• EXERCISE TASK: In the data below, find each line containing the string "септ" and return it.

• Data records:
▼

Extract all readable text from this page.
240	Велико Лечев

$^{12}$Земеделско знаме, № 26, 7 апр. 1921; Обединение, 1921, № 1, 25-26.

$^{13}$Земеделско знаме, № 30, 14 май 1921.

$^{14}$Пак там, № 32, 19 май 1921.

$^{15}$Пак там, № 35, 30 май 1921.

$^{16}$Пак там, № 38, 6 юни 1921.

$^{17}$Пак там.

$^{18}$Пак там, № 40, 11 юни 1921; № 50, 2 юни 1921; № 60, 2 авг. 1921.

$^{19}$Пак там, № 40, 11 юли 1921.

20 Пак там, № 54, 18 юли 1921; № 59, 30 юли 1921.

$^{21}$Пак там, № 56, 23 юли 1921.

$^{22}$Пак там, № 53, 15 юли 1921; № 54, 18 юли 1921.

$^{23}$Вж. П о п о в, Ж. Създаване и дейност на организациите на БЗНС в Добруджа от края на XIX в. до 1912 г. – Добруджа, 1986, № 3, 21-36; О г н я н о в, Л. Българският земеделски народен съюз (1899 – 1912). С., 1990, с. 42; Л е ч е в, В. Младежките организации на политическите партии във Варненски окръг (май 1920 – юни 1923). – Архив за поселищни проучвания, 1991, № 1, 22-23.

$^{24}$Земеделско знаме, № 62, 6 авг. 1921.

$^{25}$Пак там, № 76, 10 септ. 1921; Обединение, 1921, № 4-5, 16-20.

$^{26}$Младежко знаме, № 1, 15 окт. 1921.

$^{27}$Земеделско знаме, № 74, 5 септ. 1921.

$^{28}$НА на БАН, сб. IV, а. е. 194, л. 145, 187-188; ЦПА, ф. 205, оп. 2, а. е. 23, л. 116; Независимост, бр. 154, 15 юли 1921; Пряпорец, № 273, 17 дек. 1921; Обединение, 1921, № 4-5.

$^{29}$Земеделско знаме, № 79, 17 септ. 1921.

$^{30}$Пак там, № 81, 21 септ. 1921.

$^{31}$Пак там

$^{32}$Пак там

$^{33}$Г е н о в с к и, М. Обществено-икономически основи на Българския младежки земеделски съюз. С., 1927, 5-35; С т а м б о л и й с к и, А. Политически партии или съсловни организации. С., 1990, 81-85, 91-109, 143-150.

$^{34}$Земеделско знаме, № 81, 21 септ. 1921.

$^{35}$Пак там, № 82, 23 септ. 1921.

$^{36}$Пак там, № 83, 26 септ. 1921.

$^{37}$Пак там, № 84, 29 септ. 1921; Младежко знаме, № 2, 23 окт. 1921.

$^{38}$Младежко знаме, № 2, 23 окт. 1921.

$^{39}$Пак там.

▲

• RESPONSE BELOW:
$^{25}$Пак там, № 76, 10 септ. 1921; Обединение, 1921, № 4-5, 16-20.
$^{27}$Земеделско знаме, № 74, 5 септ. 1921.
$^{29}$Земеделско знаме, № 79, 17 септ. 1921.
$^{30}$Пак там, № 81, 21 септ. 1921.
$^{34}$Земеделско знаме, № 81, 21 септ. 1921.
$^{35}$Пак там, № 82, 23 септ. 1921.
$^{36}$Пак там, № 83, 26 септ. 1921.
$^{37}$Пак там, № 84, 29 септ. 1921; Младежко знаме, № 2, 23 окт. 1921.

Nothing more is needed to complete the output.